**Source material:**
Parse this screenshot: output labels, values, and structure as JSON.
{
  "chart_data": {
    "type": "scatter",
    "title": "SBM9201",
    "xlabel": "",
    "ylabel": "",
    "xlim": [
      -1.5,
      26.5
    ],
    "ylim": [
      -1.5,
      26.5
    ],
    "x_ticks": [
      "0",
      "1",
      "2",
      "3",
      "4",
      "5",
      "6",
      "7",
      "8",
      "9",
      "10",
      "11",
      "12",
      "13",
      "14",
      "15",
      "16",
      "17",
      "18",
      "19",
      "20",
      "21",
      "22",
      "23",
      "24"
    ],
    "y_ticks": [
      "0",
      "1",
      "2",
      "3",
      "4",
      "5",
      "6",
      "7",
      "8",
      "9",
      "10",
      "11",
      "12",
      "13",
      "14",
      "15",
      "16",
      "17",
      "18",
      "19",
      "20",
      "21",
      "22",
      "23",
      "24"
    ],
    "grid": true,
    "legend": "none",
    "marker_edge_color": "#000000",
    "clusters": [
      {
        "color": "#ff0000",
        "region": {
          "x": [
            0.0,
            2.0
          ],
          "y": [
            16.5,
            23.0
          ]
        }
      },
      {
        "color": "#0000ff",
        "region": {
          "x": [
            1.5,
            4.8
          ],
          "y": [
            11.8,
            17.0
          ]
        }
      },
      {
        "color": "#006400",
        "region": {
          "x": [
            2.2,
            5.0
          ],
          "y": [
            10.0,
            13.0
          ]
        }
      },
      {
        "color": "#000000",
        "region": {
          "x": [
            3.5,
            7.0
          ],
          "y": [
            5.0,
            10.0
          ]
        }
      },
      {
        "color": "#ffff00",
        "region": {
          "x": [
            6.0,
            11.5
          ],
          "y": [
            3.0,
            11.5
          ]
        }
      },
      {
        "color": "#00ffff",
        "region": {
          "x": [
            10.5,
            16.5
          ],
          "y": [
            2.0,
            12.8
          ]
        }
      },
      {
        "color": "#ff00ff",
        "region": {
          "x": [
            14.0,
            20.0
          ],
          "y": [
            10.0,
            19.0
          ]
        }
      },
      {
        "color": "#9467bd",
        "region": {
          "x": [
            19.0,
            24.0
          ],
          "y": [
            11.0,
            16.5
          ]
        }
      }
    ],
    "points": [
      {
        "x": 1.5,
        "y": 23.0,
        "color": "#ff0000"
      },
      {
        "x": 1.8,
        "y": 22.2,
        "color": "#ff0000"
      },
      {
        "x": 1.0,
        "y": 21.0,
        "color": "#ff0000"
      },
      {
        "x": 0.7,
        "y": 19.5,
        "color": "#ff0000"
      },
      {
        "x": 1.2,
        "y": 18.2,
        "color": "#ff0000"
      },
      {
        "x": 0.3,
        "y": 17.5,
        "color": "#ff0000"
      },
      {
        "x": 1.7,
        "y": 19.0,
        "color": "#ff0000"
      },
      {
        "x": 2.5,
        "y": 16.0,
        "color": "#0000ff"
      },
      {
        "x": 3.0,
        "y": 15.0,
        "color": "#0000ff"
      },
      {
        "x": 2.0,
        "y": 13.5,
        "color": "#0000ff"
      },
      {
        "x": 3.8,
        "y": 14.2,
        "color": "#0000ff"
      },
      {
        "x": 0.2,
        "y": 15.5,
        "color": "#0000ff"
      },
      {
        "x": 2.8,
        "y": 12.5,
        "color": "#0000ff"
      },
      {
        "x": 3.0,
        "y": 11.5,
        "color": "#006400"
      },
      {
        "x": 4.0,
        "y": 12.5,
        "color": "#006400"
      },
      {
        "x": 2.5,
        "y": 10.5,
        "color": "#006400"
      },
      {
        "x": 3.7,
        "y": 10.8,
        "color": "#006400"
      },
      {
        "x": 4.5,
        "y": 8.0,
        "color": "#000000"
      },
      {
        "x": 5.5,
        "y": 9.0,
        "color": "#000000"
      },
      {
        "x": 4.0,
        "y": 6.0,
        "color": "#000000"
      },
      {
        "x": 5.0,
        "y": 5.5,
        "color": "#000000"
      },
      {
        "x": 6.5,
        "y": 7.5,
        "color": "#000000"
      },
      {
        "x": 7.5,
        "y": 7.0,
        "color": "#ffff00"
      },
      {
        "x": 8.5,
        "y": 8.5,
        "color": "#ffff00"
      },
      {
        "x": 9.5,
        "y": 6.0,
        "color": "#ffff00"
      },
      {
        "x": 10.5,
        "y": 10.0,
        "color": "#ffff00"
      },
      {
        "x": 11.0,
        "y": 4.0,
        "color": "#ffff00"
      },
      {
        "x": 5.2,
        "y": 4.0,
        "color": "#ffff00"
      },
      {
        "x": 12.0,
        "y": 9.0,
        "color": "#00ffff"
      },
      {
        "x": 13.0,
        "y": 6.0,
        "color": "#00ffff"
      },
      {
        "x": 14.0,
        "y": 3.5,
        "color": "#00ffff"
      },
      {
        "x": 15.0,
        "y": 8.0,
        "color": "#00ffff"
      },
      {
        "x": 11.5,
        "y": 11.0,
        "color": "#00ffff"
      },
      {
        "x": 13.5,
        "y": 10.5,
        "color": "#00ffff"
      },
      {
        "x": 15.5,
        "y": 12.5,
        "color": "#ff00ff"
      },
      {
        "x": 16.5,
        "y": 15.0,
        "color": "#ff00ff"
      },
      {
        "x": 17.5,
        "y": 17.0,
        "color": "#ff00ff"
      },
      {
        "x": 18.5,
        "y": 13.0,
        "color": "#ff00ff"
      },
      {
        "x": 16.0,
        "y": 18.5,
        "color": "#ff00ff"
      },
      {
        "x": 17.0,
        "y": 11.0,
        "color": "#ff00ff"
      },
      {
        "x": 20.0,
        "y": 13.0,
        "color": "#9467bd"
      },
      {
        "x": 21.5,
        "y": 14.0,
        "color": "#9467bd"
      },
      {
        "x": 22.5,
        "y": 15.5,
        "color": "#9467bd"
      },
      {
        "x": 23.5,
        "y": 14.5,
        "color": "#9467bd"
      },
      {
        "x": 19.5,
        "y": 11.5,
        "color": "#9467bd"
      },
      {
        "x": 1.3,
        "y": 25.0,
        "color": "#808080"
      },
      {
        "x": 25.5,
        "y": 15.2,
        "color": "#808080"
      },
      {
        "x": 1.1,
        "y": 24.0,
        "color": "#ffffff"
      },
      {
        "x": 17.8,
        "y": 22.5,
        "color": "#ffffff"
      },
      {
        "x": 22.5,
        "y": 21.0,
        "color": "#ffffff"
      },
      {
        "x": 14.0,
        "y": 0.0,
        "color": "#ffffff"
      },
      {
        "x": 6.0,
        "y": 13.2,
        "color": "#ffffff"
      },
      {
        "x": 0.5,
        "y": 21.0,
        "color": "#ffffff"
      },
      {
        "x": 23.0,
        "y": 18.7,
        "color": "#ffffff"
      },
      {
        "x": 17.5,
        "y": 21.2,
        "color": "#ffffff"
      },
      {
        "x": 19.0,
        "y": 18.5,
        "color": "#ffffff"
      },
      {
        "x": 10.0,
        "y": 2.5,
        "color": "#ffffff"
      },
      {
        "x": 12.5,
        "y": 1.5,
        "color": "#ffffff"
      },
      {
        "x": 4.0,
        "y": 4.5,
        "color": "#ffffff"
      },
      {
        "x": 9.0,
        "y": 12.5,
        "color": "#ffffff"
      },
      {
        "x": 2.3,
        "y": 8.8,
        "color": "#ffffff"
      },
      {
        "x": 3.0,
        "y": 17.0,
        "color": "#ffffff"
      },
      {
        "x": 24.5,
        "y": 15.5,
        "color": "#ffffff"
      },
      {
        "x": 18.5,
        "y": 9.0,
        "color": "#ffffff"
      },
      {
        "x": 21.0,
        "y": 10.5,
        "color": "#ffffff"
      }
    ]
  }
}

**Given exercise:** Print out the whole listing exactly as it appears.

**Expected output:**
Parse this screenshot: output labels, values, and structure as JSON.
{
  "chart_data": {
    "type": "scatter",
    "title": "SBM9201",
    "xlabel": "",
    "ylabel": "",
    "xlim": [
      -1.5,
      26.5
    ],
    "ylim": [
      -1.5,
      26.5
    ],
    "x_ticks": [
      "0",
      "1",
      "2",
      "3",
      "4",
      "5",
      "6",
      "7",
      "8",
      "9",
      "10",
      "11",
      "12",
      "13",
      "14",
      "15",
      "16",
      "17",
      "18",
      "19",
      "20",
      "21",
      "22",
      "23",
      "24"
    ],
    "y_ticks": [
      "0",
      "1",
      "2",
      "3",
      "4",
      "5",
      "6",
      "7",
      "8",
      "9",
      "10",
      "11",
      "12",
      "13",
      "14",
      "15",
      "16",
      "17",
      "18",
      "19",
      "20",
      "21",
      "22",
      "23",
      "24"
    ],
    "grid": true,
    "legend": "none",
    "marker_edge_color": "#000000",
    "clusters": [
      {
        "color": "#ff0000",
        "region": {
          "x": [
            0.0,
            2.0
          ],
          "y": [
            16.5,
            23.0
          ]
        }
      },
      {
        "color": "#0000ff",
        "region": {
          "x": [
            1.5,
            4.8
          ],
          "y": [
            11.8,
            17.0
          ]
        }
      },
      {
        "color": "#006400",
        "region": {
          "x": [
            2.2,
            5.0
          ],
          "y": [
            10.0,
            13.0
          ]
        }
      },
      {
        "color": "#000000",
        "region": {
          "x": [
            3.5,
            7.0
          ],
          "y": [
            5.0,
            10.0
          ]
        }
      },
      {
        "color": "#ffff00",
        "region": {
          "x": [
            6.0,
            11.5
          ],
          "y": [
            3.0,
            11.5
          ]
        }
      },
      {
        "color": "#00ffff",
        "region": {
          "x": [
            10.5,
            16.5
          ],
          "y": [
            2.0,
            12.8
          ]
        }
      },
      {
        "color": "#ff00ff",
        "region": {
          "x": [
            14.0,
            20.0
          ],
          "y": [
            10.0,
            19.0
          ]
        }
      },
      {
        "color": "#9467bd",
        "region": {
          "x": [
            19.0,
            24.0
          ],
          "y": [
            11.0,
            16.5
          ]
        }
      }
    ],
    "points": [
      {
        "x": 1.5,
        "y": 23.0,
        "color": "#ff0000"
      },
      {
        "x": 1.8,
        "y": 22.2,
        "color": "#ff0000"
      },
      {
        "x": 1.0,
        "y": 21.0,
        "color": "#ff0000"
      },
      {
        "x": 0.7,
        "y": 19.5,
        "color": "#ff0000"
      },
      {
        "x": 1.2,
        "y": 18.2,
        "color": "#ff0000"
      },
      {
        "x": 0.3,
        "y": 17.5,
        "color": "#ff0000"
      },
      {
        "x": 1.7,
        "y": 19.0,
        "color": "#ff0000"
      },
      {
        "x": 2.5,
        "y": 16.0,
        "color": "#0000ff"
      },
      {
        "x": 3.0,
        "y": 15.0,
        "color": "#0000ff"
      },
      {
        "x": 2.0,
        "y": 13.5,
        "color": "#0000ff"
      },
      {
        "x": 3.8,
        "y": 14.2,
        "color": "#0000ff"
      },
      {
        "x": 0.2,
        "y": 15.5,
        "color": "#0000ff"
      },
      {
        "x": 2.8,
        "y": 12.5,
        "color": "#0000ff"
      },
      {
        "x": 3.0,
        "y": 11.5,
        "color": "#006400"
      },
      {
        "x": 4.0,
        "y": 12.5,
        "color": "#006400"
      },
      {
        "x": 2.5,
        "y": 10.5,
        "color": "#006400"
      },
      {
        "x": 3.7,
        "y": 10.8,
        "color": "#006400"
      },
      {
        "x": 4.5,
        "y": 8.0,
        "color": "#000000"
      },
      {
        "x": 5.5,
        "y": 9.0,
        "color": "#000000"
      },
      {
        "x": 4.0,
        "y": 6.0,
        "color": "#000000"
      },
      {
        "x": 5.0,
        "y": 5.5,
        "color": "#000000"
      },
      {
        "x": 6.5,
        "y": 7.5,
        "color": "#000000"
      },
      {
        "x": 7.5,
        "y": 7.0,
        "color": "#ffff00"
      },
      {
        "x": 8.5,
        "y": 8.5,
        "color": "#ffff00"
      },
      {
        "x": 9.5,
        "y": 6.0,
        "color": "#ffff00"
      },
      {
        "x": 10.5,
        "y": 10.0,
        "color": "#ffff00"
      },
      {
        "x": 11.0,
        "y": 4.0,
        "color": "#ffff00"
      },
      {
        "x": 5.2,
        "y": 4.0,
        "color": "#ffff00"
      },
      {
        "x": 12.0,
        "y": 9.0,
        "color": "#00ffff"
      },
      {
        "x": 13.0,
        "y": 6.0,
        "color": "#00ffff"
      },
      {
        "x": 14.0,
        "y": 3.5,
        "color": "#00ffff"
      },
      {
        "x": 15.0,
        "y": 8.0,
        "color": "#00ffff"
      },
      {
        "x": 11.5,
        "y": 11.0,
        "color": "#00ffff"
      },
      {
        "x": 13.5,
        "y": 10.5,
        "color": "#00ffff"
      },
      {
        "x": 15.5,
        "y": 12.5,
        "color": "#ff00ff"
      },
      {
        "x": 16.5,
        "y": 15.0,
        "color": "#ff00ff"
      },
      {
        "x": 17.5,
        "y": 17.0,
        "color": "#ff00ff"
      },
      {
        "x": 18.5,
        "y": 13.0,
        "color": "#ff00ff"
      },
      {
        "x": 16.0,
        "y": 18.5,
        "color": "#ff00ff"
      },
      {
        "x": 17.0,
        "y": 11.0,
        "color": "#ff00ff"
      },
      {
        "x": 20.0,
        "y": 13.0,
        "color": "#9467bd"
      },
      {
        "x": 21.5,
        "y": 14.0,
        "color": "#9467bd"
      },
      {
        "x": 22.5,
        "y": 15.5,
        "color": "#9467bd"
      },
      {
        "x": 23.5,
        "y": 14.5,
        "color": "#9467bd"
      },
      {
        "x": 19.5,
        "y": 11.5,
        "color": "#9467bd"
      },
      {
        "x": 1.3,
        "y": 25.0,
        "color": "#808080"
      },
      {
        "x": 25.5,
        "y": 15.2,
        "color": "#808080"
      },
      {
        "x": 1.1,
        "y": 24.0,
        "color": "#ffffff"
      },
      {
        "x": 17.8,
        "y": 22.5,
        "color": "#ffffff"
      },
      {
        "x": 22.5,
        "y": 21.0,
        "color": "#ffffff"
      },
      {
        "x": 14.0,
        "y": 0.0,
        "color": "#ffffff"
      },
      {
        "x": 6.0,
        "y": 13.2,
        "color": "#ffffff"
      },
      {
        "x": 0.5,
        "y": 21.0,
        "color": "#ffffff"
      },
      {
        "x": 23.0,
        "y": 18.7,
        "color": "#ffffff"
      },
      {
        "x": 17.5,
        "y": 21.2,
        "color": "#ffffff"
      },
      {
        "x": 19.0,
        "y": 18.5,
        "color": "#ffffff"
      },
      {
        "x": 10.0,
        "y": 2.5,
        "color": "#ffffff"
      },
      {
        "x": 12.5,
        "y": 1.5,
        "color": "#ffffff"
      },
      {
        "x": 4.0,
        "y": 4.5,
        "color": "#ffffff"
      },
      {
        "x": 9.0,
        "y": 12.5,
        "color": "#ffffff"
      },
      {
        "x": 2.3,
        "y": 8.8,
        "color": "#ffffff"
      },
      {
        "x": 3.0,
        "y": 17.0,
        "color": "#ffffff"
      },
      {
        "x": 24.5,
        "y": 15.5,
        "color": "#ffffff"
      },
      {
        "x": 18.5,
        "y": 9.0,
        "color": "#ffffff"
      },
      {
        "x": 21.0,
        "y": 10.5,
        "color": "#ffffff"
      }
    ]
  }
}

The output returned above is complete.